(Extracted records)
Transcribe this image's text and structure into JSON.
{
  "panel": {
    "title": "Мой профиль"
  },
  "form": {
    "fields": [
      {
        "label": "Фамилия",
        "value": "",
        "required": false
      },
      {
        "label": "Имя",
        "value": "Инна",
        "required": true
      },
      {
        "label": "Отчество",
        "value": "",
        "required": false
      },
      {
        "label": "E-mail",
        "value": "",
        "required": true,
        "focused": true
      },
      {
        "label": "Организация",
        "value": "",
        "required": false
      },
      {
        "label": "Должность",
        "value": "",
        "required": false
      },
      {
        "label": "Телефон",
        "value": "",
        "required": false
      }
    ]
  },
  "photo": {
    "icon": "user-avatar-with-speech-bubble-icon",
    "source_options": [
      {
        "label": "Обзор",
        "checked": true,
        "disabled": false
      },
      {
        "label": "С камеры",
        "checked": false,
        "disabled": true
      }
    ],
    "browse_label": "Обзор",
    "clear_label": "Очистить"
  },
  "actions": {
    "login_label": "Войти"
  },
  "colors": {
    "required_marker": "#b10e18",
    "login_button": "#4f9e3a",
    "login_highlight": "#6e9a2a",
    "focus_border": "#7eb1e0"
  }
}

**SHORT PROBLEM**
Copy every record exactly as presented.

**RESULT**
Transcribe this image's text and structure into JSON.
{
  "panel": {
    "title": "Мой профиль"
  },
  "form": {
    "fields": [
      {
        "label": "Фамилия",
        "value": "",
        "required": false
      },
      {
        "label": "Имя",
        "value": "Инна",
        "required": true
      },
      {
        "label": "Отчество",
        "value": "",
        "required": false
      },
      {
        "label": "E-mail",
        "value": "",
        "required": true,
        "focused": true
      },
      {
        "label": "Организация",
        "value": "",
        "required": false
      },
      {
        "label": "Должность",
        "value": "",
        "required": false
      },
      {
        "label": "Телефон",
        "value": "",
        "required": false
      }
    ]
  },
  "photo": {
    "icon": "user-avatar-with-speech-bubble-icon",
    "source_options": [
      {
        "label": "Обзор",
        "checked": true,
        "disabled": false
      },
      {
        "label": "С камеры",
        "checked": false,
        "disabled": true
      }
    ],
    "browse_label": "Обзор",
    "clear_label": "Очистить"
  },
  "actions": {
    "login_label": "Войти"
  },
  "colors": {
    "required_marker": "#b10e18",
    "login_button": "#4f9e3a",
    "login_highlight": "#6e9a2a",
    "focus_border": "#7eb1e0"
  }
}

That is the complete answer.